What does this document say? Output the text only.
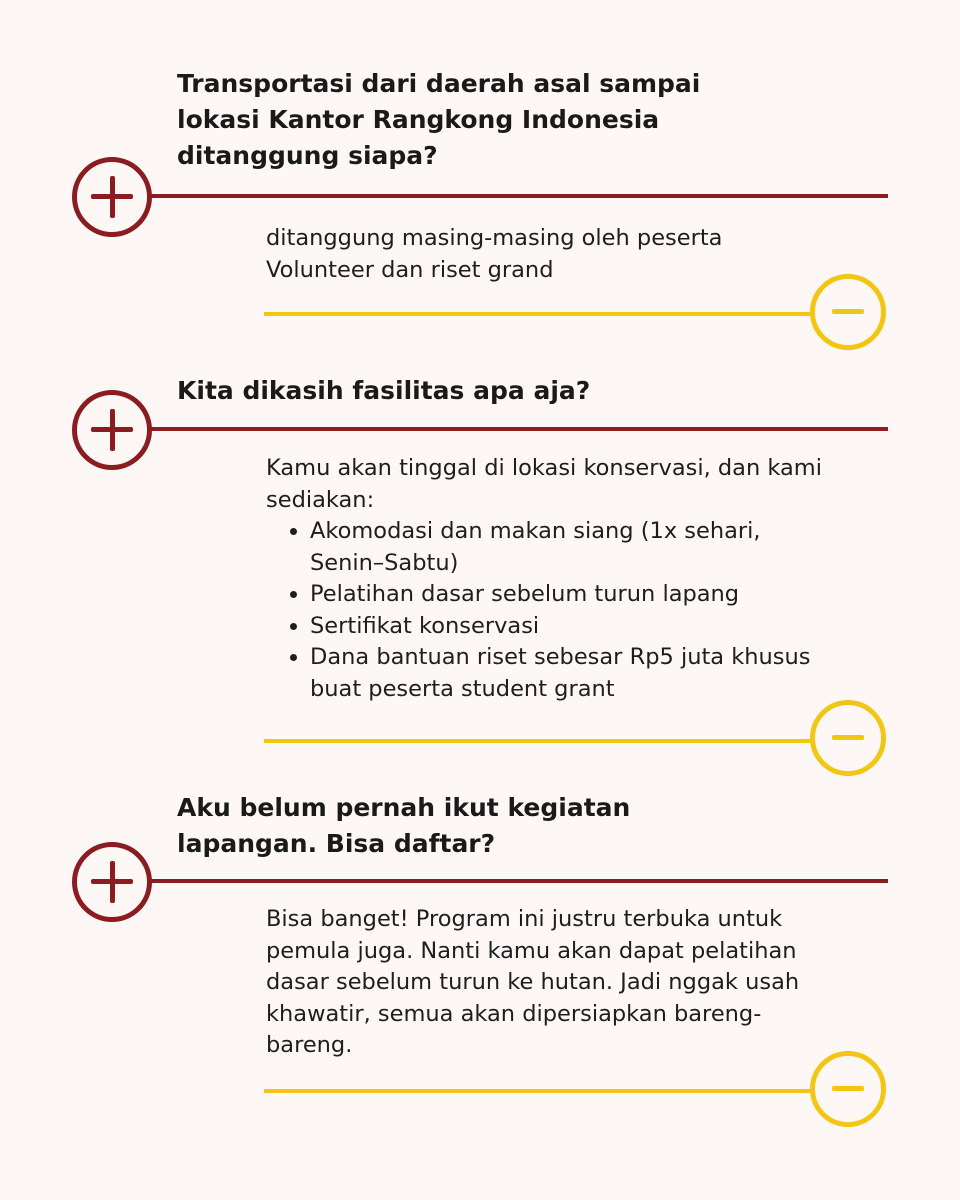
Transportasi dari daerah asal sampai lokasi Kantor Rangkong Indonesia ditanggung siapa?

ditanggung masing-masing oleh peserta Volunteer dan riset grand

Kita dikasih fasilitas apa aja?

Kamu akan tinggal di lokasi konservasi, dan kami sediakan:

• Akomodasi dan makan siang (1x sehari, Senin–Sabtu)
• Pelatihan dasar sebelum turun lapang
• Sertifikat konservasi
• Dana bantuan riset sebesar Rp5 juta khusus buat peserta student grant
Aku belum pernah ikut kegiatan lapangan. Bisa daftar?

Bisa banget! Program ini justru terbuka untuk pemula juga. Nanti kamu akan dapat pelatihan dasar sebelum turun ke hutan. Jadi nggak usah khawatir, semua akan dipersiapkan bareng-bareng.
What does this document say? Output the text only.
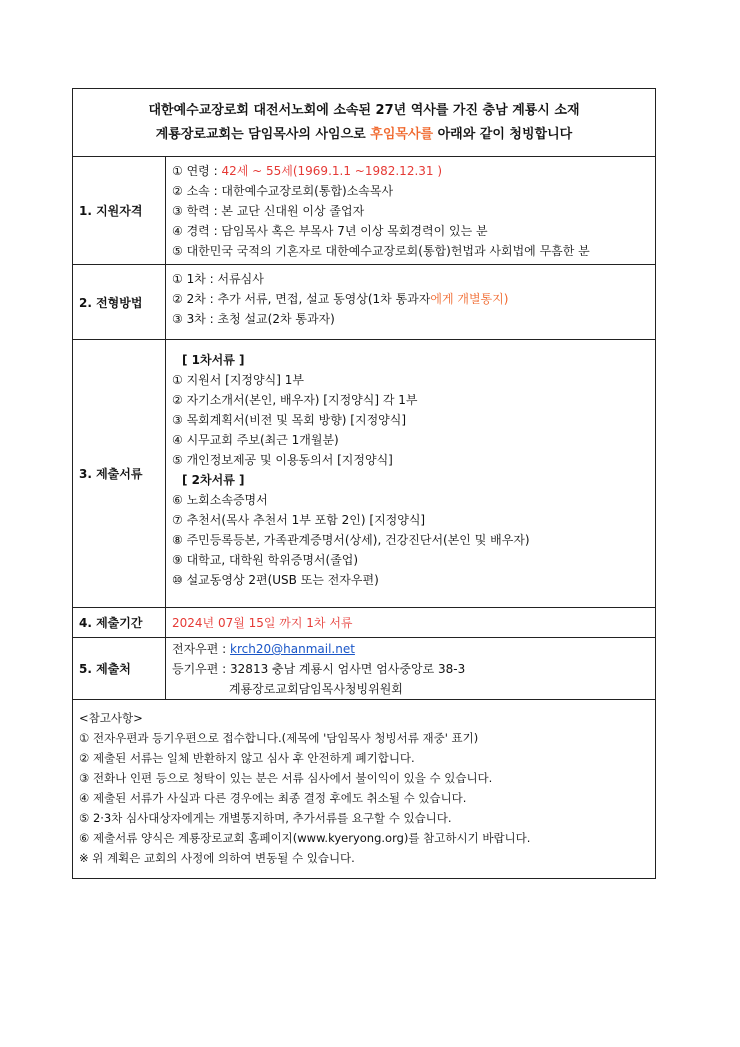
대한예수교장로회 대전서노회에 소속된 27년 역사를 가진 충남 계룡시 소재
계룡장로교회는 담임목사의 사임으로 후임목사를 아래와 같이 청빙합니다
1. 지원자격
① 연령 : 42세 ~ 55세(1969.1.1 ~1982.12.31 )
② 소속 : 대한예수교장로회(통합)소속목사
③ 학력 : 본 교단 신대원 이상 졸업자
④ 경력 : 담임목사 혹은 부목사 7년 이상 목회경력이 있는 분
⑤ 대한민국 국적의 기혼자로 대한예수교장로회(통합)헌법과 사회법에 무흠한 분
2. 전형방법
① 1차 : 서류심사
② 2차 : 추가 서류, 면접, 설교 동영상(1차 통과자에게 개별통지)
③ 3차 : 초청 설교(2차 통과자)
3. 제출서류
[ 1차서류 ]
① 지원서 [지정양식] 1부
② 자기소개서(본인, 배우자) [지정양식] 각 1부
③ 목회계획서(비전 및 목회 방향) [지정양식]
④ 시무교회 주보(최근 1개월분)
⑤ 개인정보제공 및 이용동의서 [지정양식]
[ 2차서류 ]
⑥ 노회소속증명서
⑦ 추천서(목사 추천서 1부 포함 2인) [지정양식]
⑧ 주민등록등본, 가족관계증명서(상세), 건강진단서(본인 및 배우자)
⑨ 대학교, 대학원 학위증명서(졸업)
⑩ 설교동영상 2편(USB 또는 전자우편)
4. 제출기간	2024년 07월 15일 까지 1차 서류
5. 제출처
전자우편 : krch20@hanmail.net
등기우편 : 32813 충남 계룡시 엄사면 엄사중앙로 38-3
계룡장로교회담임목사청빙위원회
<참고사항>
① 전자우편과 등기우편으로 접수합니다.(제목에 '담임목사 청빙서류 재중' 표기)
② 제출된 서류는 일체 반환하지 않고 심사 후 안전하게 폐기합니다.
③ 전화나 인편 등으로 청탁이 있는 분은 서류 심사에서 불이익이 있을 수 있습니다.
④ 제출된 서류가 사실과 다른 경우에는 최종 결정 후에도 취소될 수 있습니다.
⑤ 2·3차 심사대상자에게는 개별통지하며, 추가서류를 요구할 수 있습니다.
⑥ 제출서류 양식은 계룡장로교회 홈페이지(www.kyeryong.org)를 참고하시기 바랍니다.
※ 위 계획은 교회의 사정에 의하여 변동될 수 있습니다.
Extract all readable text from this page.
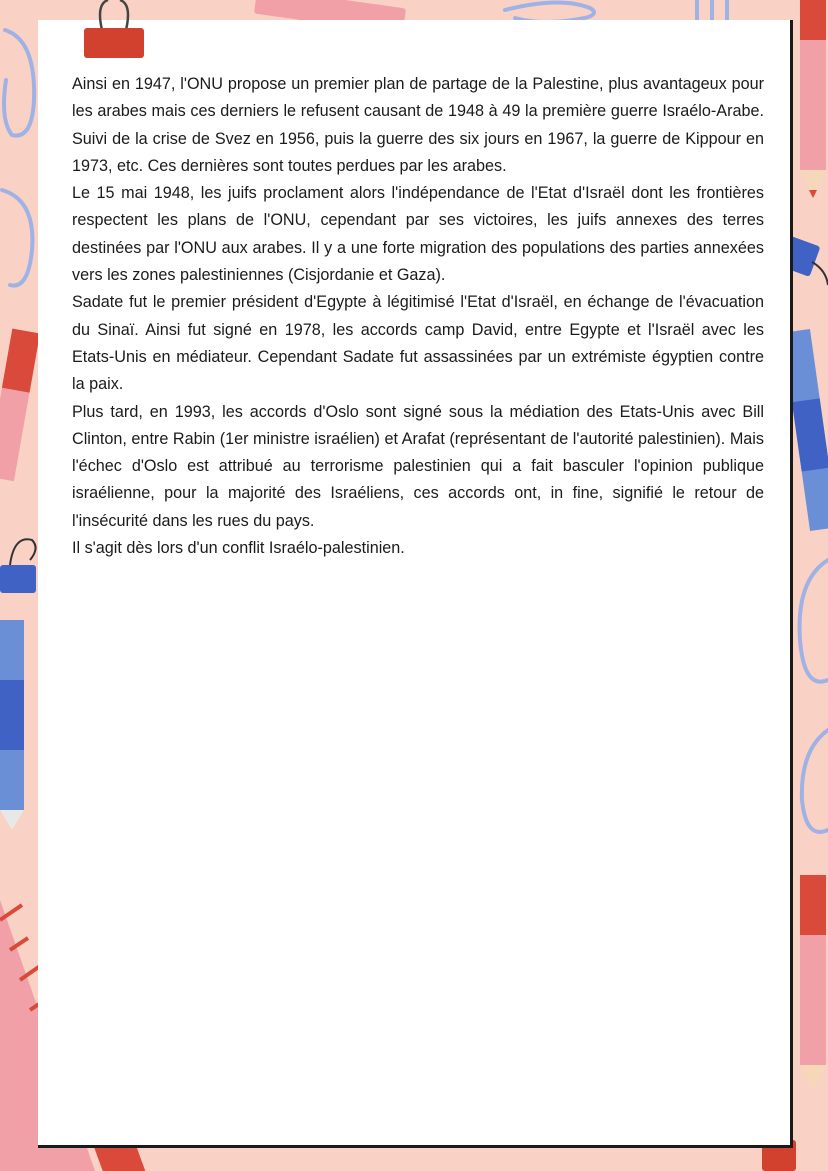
Ainsi en 1947, l'ONU propose un premier plan de partage de la Palestine, plus avantageux pour les arabes mais ces derniers le refusent causant de 1948 à 49 la première guerre Israélo-Arabe. Suivi de la crise de Svez en 1956, puis la guerre des six jours en 1967, la guerre de Kippour en 1973, etc. Ces dernières sont toutes perdues par les arabes.

Le 15 mai 1948, les juifs proclament alors l'indépendance de l'Etat d'Israël dont les frontières respectent les plans de l'ONU, cependant par ses victoires, les juifs annexes des terres destinées par l'ONU aux arabes. Il y a une forte migration des populations des parties annexées vers les zones palestiniennes (Cisjordanie et Gaza).

Sadate fut le premier président d'Egypte à légitimisé l'Etat d'Israël, en échange de l'évacuation du Sinaï. Ainsi fut signé en 1978, les accords camp David, entre Egypte et l'Israël avec les Etats-Unis en médiateur. Cependant Sadate fut assassinées par un extrémiste égyptien contre la paix.

Plus tard, en 1993, les accords d'Oslo sont signé sous la médiation des Etats-Unis avec Bill Clinton, entre Rabin (1er ministre israélien) et Arafat (représentant de l'autorité palestinien). Mais l'échec d'Oslo est attribué au terrorisme palestinien qui a fait basculer l'opinion publique israélienne, pour la majorité des Israéliens, ces accords ont, in fine, signifié le retour de l'insécurité dans les rues du pays.

Il s'agit dès lors d'un conflit Israélo-palestinien.
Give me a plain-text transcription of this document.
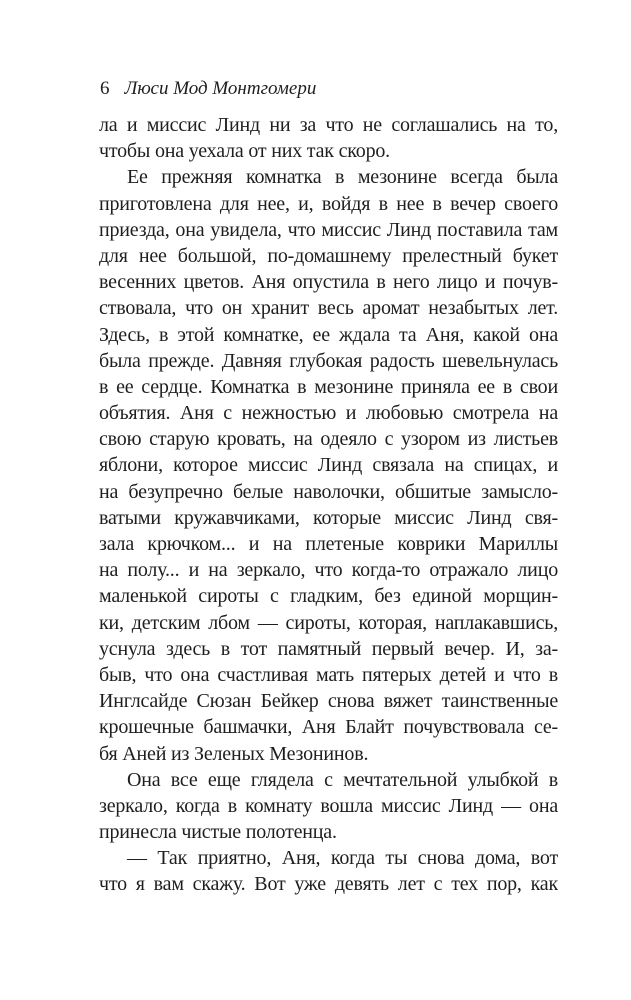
6 Люси Мод Монтгомери
ла и миссис Линд ни за что не соглашались на то,
чтобы она уехала от них так скоро.
Ее прежняя комнатка в мезонине всегда была
приготовлена для нее, и, войдя в нее в вечер своего
приезда, она увидела, что миссис Линд поставила там
для нее большой, по-домашнему прелестный букет
весенних цветов. Аня опустила в него лицо и почув-
ствовала, что он хранит весь аромат незабытых лет.
Здесь, в этой комнатке, ее ждала та Аня, какой она
была прежде. Давняя глубокая радость шевельнулась
в ее сердце. Комнатка в мезонине приняла ее в свои
объятия. Аня с нежностью и любовью смотрела на
свою старую кровать, на одеяло с узором из листьев
яблони, которое миссис Линд связала на спицах, и
на безупречно белые наволочки, обшитые замысло-
ватыми кружавчиками, которые миссис Линд свя-
зала крючком... и на плетеные коврики Мариллы
на полу... и на зеркало, что когда-то отражало лицо
маленькой сироты с гладким, без единой морщин-
ки, детским лбом — сироты, которая, наплакавшись,
уснула здесь в тот памятный первый вечер. И, за-
быв, что она счастливая мать пятерых детей и что в
Инглсайде Сюзан Бейкер снова вяжет таинственные
крошечные башмачки, Аня Блайт почувствовала се-
бя Аней из Зеленых Мезонинов.
Она все еще глядела с мечтательной улыбкой в
зеркало, когда в комнату вошла миссис Линд — она
принесла чистые полотенца.
— Так приятно, Аня, когда ты снова дома, вот
что я вам скажу. Вот уже девять лет с тех пор, как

════════════════════

WHAT YOU ARE ASKED TO DO: Return every line from the records above that holds the word "мезонине".

EXERCISE OUTPUT:
Ее прежняя комнатка в мезонине всегда была
в ее сердце. Комнатка в мезонине приняла ее в свои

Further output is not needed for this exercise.